START

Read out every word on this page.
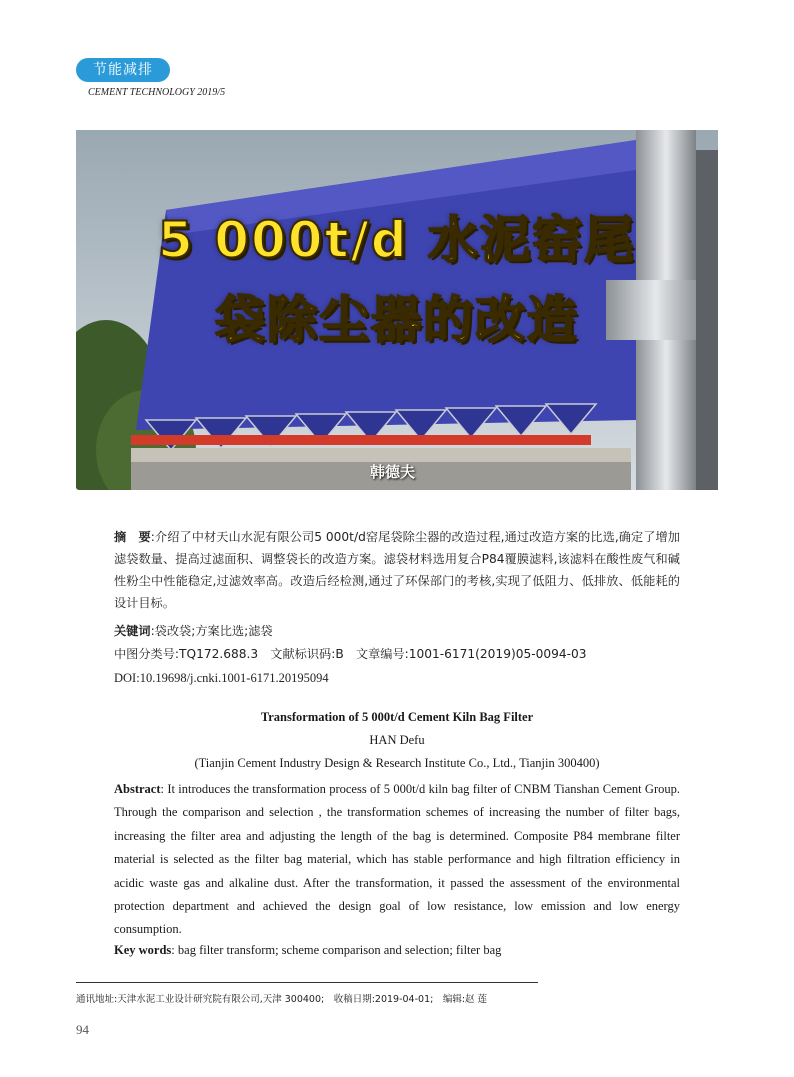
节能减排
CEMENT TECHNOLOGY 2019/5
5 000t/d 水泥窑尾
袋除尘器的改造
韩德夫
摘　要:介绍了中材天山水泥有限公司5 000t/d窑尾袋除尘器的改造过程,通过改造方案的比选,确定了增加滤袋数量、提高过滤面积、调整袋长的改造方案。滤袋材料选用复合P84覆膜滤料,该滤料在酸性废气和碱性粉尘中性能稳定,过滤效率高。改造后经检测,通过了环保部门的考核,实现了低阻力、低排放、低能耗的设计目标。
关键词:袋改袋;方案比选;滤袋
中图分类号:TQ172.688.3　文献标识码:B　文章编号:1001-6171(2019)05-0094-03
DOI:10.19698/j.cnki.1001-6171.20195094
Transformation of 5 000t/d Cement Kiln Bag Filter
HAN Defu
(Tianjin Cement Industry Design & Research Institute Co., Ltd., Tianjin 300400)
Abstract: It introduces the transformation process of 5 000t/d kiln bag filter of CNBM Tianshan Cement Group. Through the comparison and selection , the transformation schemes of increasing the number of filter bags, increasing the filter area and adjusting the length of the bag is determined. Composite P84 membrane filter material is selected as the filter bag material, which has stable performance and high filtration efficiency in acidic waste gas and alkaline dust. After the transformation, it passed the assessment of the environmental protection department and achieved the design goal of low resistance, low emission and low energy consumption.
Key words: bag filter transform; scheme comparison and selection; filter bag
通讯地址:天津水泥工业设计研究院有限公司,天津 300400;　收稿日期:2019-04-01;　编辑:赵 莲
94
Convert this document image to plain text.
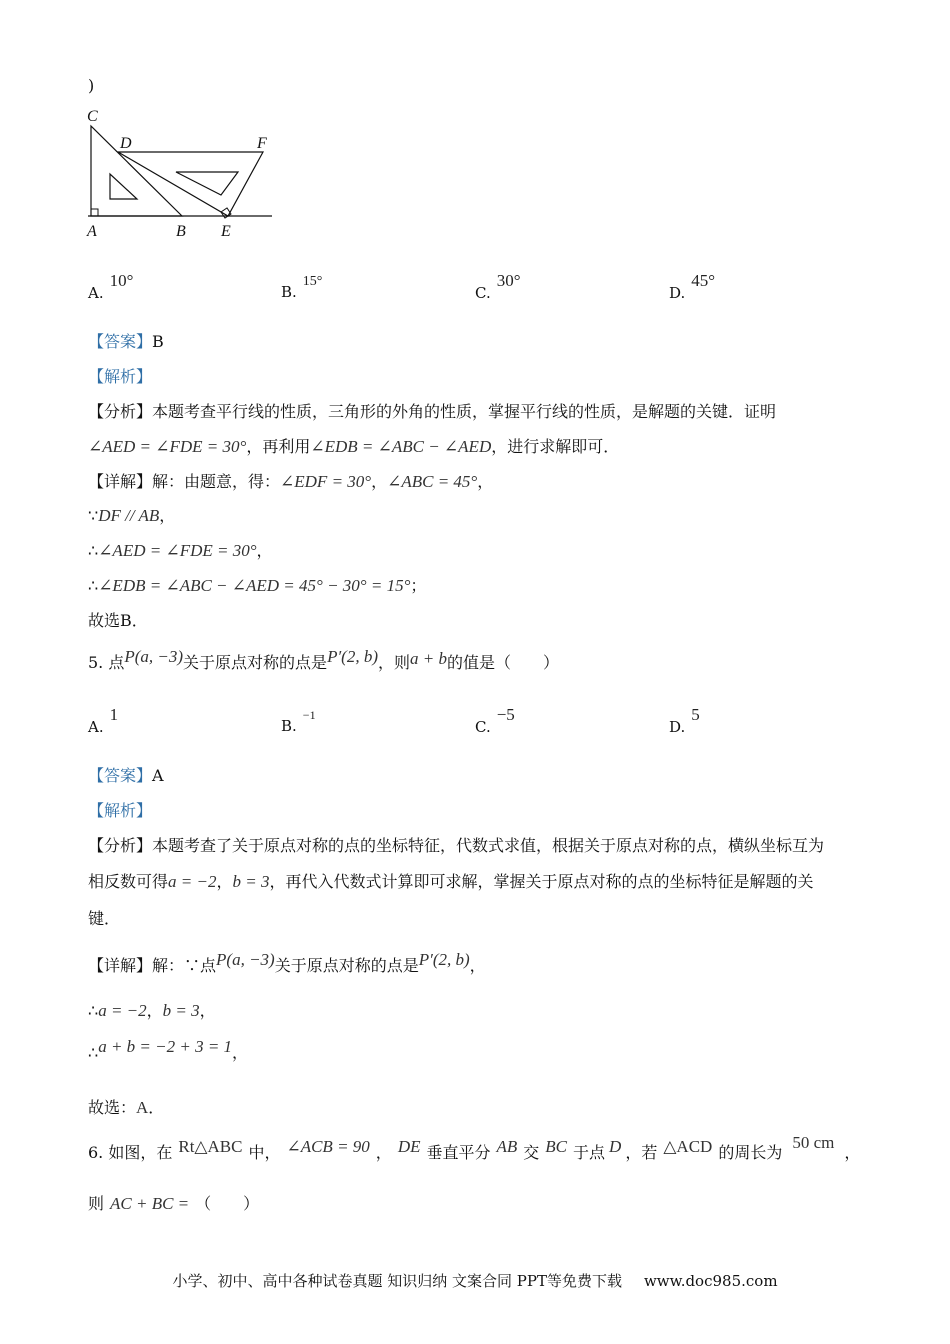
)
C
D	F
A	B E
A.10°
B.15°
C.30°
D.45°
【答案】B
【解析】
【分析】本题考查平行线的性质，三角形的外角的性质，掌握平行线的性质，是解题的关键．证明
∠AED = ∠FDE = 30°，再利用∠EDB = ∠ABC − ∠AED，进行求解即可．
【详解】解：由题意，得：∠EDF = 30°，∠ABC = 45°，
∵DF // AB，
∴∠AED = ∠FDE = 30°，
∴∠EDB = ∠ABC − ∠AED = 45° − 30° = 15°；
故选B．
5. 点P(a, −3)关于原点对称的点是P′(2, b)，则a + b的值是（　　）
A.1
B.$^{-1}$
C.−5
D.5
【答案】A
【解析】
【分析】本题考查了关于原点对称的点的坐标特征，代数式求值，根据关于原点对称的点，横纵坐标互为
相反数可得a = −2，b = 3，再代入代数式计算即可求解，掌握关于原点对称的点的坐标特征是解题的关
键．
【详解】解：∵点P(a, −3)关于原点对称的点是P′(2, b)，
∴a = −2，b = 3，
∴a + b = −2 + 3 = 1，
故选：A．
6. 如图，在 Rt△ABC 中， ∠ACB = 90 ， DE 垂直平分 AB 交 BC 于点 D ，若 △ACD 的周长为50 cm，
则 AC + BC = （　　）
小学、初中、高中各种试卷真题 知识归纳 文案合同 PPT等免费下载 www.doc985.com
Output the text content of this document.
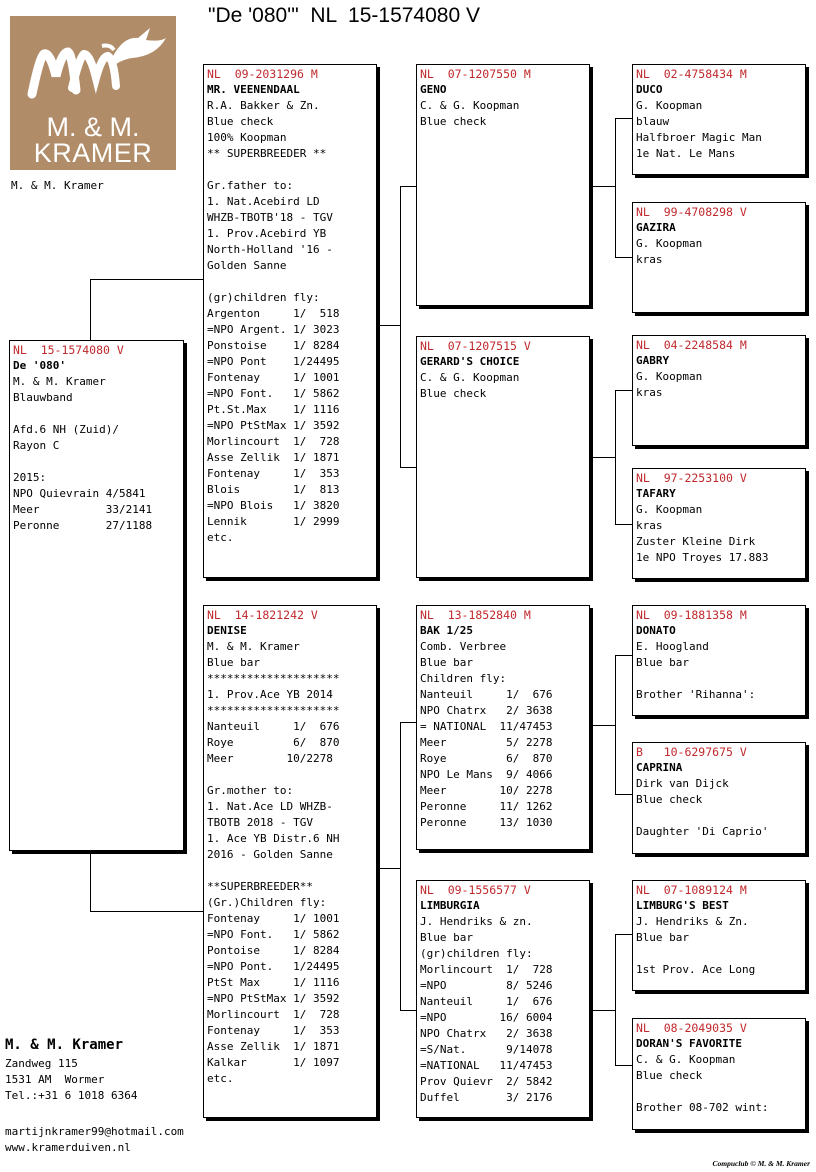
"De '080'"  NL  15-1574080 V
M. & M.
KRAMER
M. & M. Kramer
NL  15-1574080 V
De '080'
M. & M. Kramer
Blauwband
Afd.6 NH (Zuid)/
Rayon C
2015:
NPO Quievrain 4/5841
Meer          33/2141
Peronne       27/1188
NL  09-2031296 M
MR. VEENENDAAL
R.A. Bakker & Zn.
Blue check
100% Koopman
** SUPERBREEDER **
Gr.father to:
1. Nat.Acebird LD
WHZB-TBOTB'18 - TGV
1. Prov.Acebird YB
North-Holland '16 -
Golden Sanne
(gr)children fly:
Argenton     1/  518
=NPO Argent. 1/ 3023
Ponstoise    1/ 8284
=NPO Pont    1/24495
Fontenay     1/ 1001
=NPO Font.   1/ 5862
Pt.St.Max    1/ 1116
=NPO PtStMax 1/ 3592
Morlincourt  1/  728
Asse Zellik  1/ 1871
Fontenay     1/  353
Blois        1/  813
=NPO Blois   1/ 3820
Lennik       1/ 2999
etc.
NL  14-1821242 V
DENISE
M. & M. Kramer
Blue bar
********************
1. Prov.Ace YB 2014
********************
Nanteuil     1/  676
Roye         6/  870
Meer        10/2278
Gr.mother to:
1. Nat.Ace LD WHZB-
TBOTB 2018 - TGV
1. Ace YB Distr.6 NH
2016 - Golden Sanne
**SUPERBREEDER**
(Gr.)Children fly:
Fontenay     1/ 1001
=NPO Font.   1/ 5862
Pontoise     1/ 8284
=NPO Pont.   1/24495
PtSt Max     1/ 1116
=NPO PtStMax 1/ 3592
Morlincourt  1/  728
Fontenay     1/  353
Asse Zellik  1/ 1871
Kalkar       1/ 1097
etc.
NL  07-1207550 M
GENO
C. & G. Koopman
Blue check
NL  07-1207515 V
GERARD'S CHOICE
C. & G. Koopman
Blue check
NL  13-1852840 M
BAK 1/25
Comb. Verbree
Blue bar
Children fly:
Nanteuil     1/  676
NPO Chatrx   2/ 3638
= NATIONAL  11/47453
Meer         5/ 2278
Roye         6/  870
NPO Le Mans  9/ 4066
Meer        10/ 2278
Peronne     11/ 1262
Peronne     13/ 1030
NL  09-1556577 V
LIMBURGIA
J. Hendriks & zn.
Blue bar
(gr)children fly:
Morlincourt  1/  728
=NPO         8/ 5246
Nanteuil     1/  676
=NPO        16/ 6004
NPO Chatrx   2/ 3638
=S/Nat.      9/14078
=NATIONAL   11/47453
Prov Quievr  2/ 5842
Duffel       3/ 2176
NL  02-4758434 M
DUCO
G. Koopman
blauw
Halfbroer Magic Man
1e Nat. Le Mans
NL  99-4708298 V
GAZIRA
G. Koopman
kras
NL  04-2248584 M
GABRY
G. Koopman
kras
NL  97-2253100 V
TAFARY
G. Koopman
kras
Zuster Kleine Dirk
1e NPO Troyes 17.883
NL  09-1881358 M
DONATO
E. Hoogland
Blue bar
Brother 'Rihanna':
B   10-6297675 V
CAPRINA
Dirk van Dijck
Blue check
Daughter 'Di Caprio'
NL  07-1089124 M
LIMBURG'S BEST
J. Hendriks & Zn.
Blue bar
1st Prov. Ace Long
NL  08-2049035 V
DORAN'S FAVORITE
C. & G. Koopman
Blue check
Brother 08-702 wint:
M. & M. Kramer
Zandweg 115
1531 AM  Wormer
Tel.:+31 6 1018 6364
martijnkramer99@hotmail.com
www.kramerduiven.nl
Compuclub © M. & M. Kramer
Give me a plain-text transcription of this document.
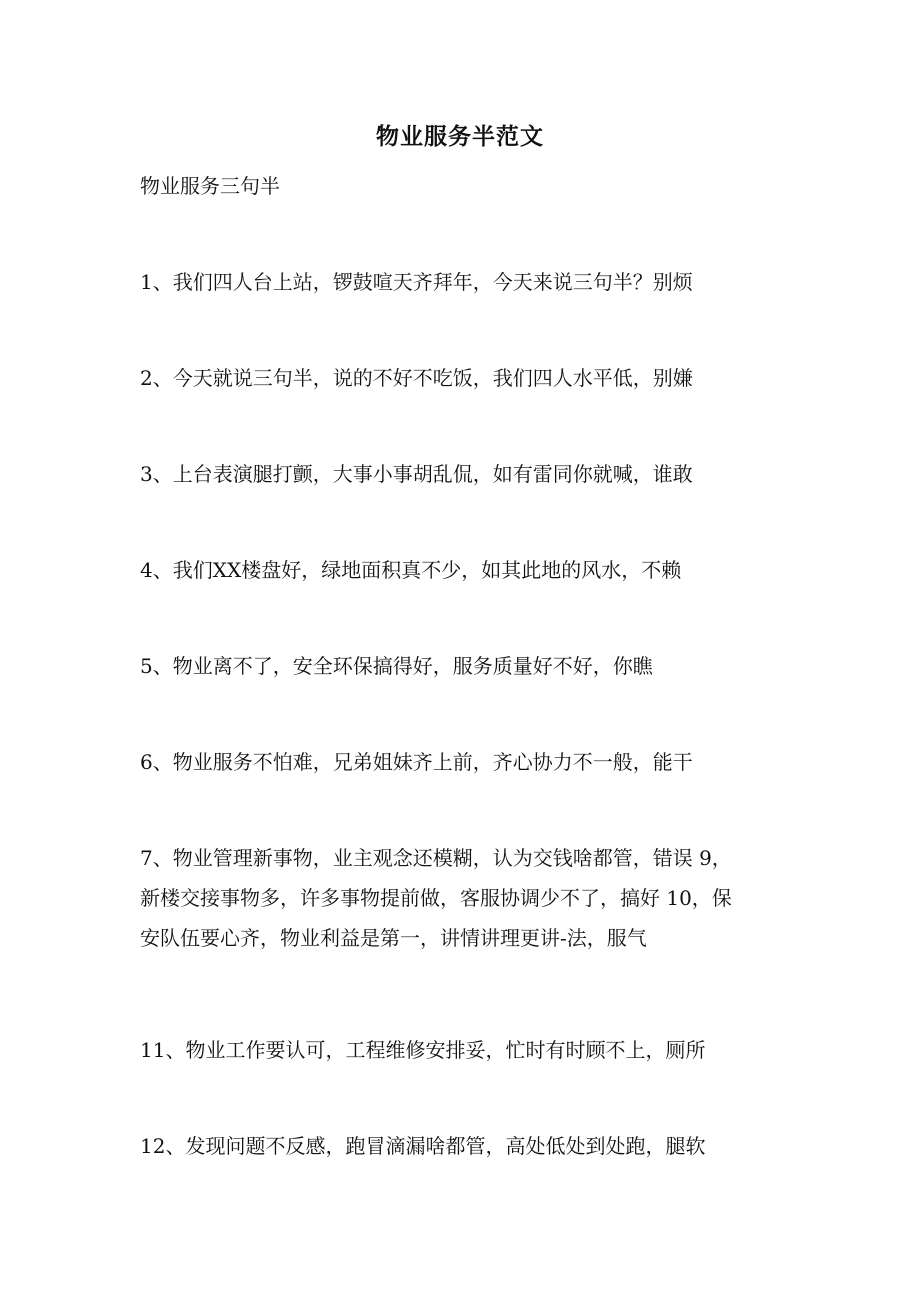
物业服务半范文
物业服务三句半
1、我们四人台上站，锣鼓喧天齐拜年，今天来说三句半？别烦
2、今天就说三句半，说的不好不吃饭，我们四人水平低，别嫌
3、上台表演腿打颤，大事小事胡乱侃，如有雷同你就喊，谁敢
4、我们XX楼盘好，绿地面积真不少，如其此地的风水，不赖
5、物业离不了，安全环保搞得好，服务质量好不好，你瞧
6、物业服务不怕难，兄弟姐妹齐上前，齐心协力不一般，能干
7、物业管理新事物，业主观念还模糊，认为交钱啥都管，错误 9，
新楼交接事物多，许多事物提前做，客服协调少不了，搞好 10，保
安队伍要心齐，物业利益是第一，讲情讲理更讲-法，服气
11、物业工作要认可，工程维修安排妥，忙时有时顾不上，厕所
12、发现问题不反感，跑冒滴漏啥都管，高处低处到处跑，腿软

END

SHORT TASK
Find the lines above that contain the word "Meer" and collect them.

RESPONSE TO THIS TASK
Meer          33/2141
Meer        10/2278
Meer         5/ 2278
Meer        10/ 2278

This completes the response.